→ SET EXERCISE
Spot each line that carries the word "this"; copy those lines.

→ Dataset items
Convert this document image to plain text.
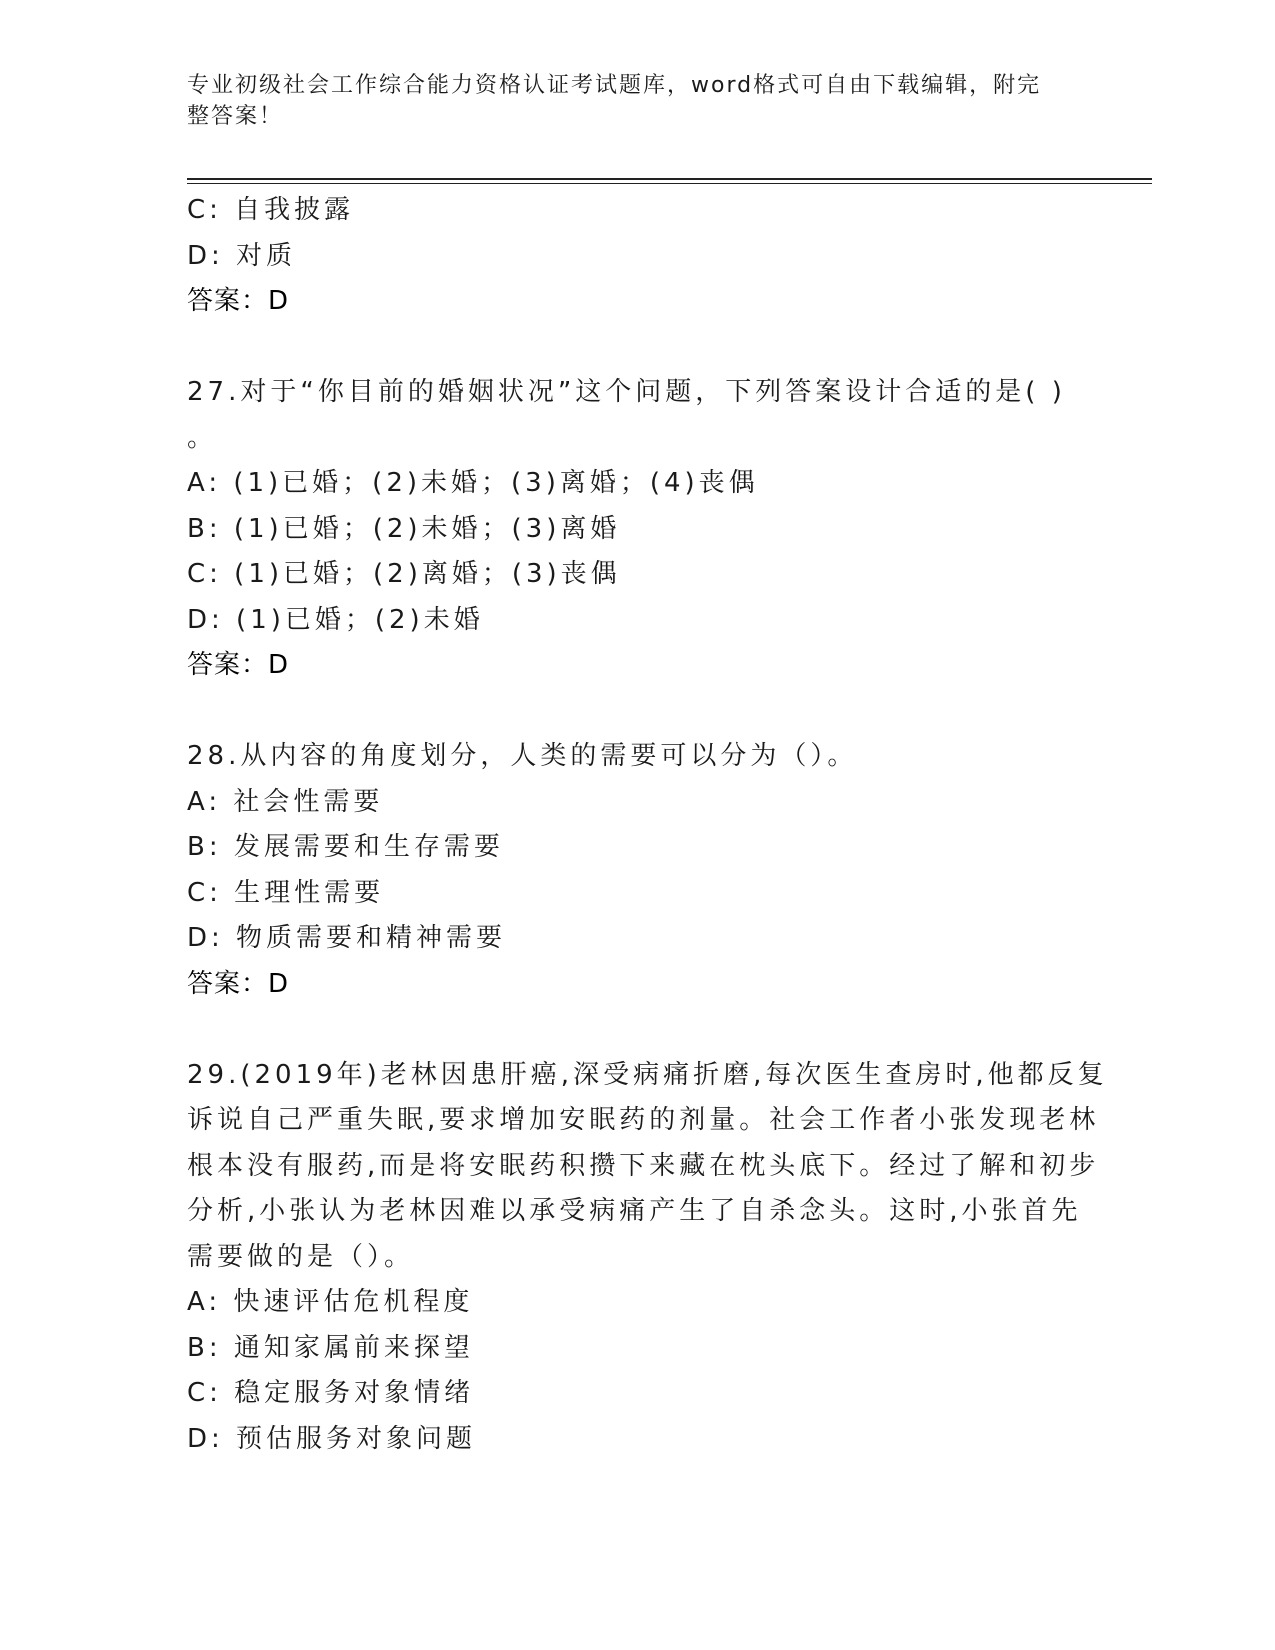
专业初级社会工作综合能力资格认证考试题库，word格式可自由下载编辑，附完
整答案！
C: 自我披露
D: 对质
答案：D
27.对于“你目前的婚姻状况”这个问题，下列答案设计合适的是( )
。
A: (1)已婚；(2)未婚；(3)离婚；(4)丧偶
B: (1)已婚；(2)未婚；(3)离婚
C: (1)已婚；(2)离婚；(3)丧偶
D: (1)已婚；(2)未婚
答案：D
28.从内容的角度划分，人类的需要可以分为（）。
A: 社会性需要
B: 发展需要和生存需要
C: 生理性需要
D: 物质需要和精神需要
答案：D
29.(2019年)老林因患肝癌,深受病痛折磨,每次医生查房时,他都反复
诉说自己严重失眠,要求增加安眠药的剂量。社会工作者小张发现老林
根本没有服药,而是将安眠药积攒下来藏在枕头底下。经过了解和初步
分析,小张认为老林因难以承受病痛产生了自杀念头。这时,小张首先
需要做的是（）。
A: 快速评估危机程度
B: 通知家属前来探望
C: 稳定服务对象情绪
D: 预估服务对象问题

* * *

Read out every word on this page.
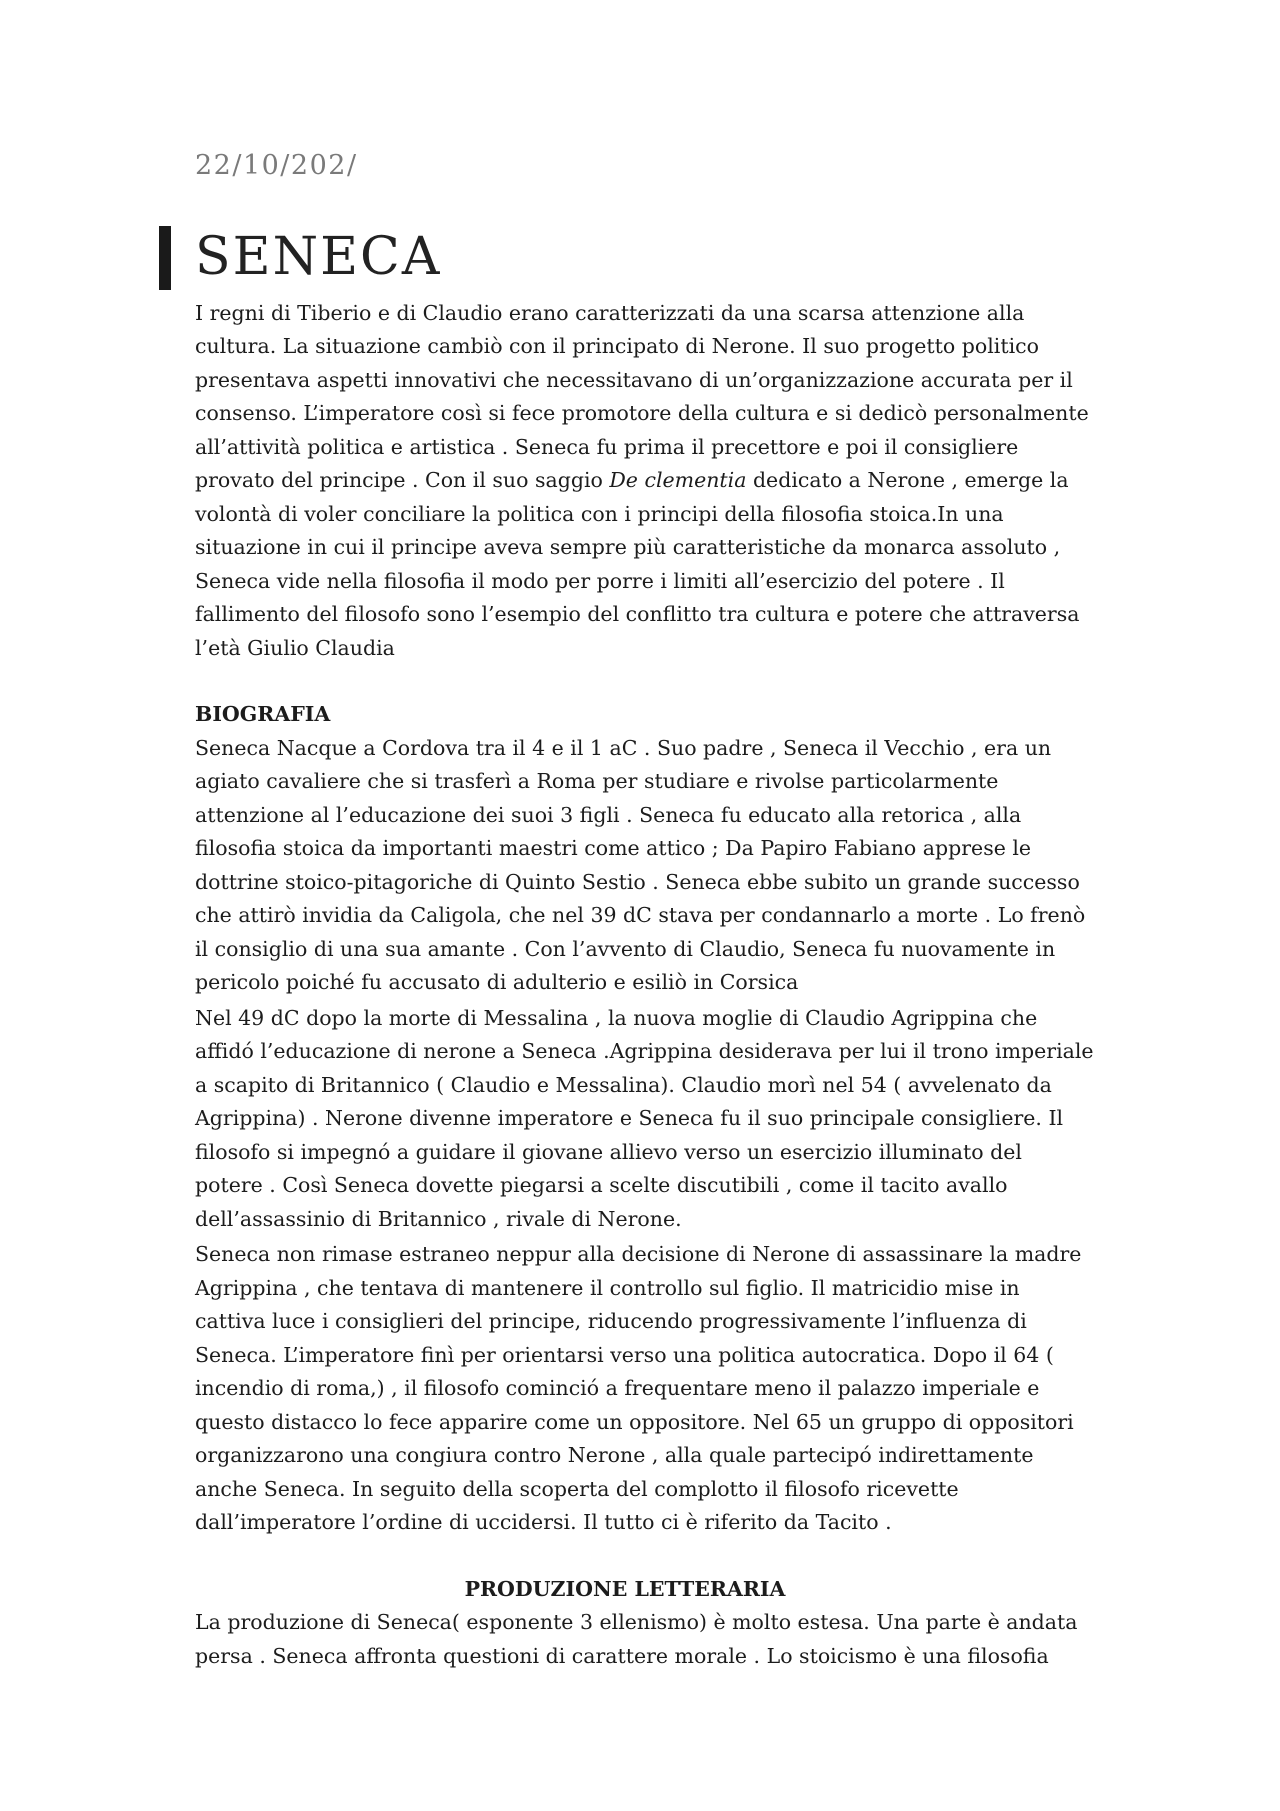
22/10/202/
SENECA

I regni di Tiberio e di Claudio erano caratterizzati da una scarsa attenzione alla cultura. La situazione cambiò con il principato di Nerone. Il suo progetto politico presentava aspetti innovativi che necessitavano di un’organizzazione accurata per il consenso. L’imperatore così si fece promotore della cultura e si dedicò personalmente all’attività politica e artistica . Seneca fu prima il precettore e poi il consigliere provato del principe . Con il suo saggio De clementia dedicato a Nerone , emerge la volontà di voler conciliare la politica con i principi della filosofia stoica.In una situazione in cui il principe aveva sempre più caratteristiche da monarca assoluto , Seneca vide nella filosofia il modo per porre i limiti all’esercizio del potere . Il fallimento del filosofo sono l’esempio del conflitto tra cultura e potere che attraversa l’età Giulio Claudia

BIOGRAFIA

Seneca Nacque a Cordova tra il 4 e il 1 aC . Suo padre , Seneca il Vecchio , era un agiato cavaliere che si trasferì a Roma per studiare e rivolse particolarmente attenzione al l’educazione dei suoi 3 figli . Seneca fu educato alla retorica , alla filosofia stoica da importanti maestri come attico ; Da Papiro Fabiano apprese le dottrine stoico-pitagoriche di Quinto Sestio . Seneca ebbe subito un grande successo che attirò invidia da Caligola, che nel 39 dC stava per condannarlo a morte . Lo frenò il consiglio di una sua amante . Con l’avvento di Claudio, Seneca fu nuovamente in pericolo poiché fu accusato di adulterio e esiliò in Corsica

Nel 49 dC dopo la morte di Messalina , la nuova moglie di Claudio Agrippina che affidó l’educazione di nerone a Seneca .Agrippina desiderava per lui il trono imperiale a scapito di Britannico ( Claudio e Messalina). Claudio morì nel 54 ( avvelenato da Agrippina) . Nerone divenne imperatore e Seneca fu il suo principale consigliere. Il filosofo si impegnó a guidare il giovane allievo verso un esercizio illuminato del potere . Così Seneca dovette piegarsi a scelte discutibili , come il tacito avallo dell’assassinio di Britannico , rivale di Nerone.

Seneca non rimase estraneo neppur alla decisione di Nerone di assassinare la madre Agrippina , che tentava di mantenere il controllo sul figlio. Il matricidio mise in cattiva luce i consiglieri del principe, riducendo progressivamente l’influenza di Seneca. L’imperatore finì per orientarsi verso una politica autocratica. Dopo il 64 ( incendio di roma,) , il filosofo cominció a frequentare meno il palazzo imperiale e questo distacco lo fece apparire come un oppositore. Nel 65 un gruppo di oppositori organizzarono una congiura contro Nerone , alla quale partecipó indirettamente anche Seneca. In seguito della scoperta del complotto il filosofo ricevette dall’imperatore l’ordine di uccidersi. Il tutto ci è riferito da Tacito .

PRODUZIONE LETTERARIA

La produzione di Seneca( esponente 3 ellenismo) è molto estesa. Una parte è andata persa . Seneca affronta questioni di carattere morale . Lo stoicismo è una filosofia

→ TASK ANSWER
Convert this document image to plain text.
Read out every word on this page.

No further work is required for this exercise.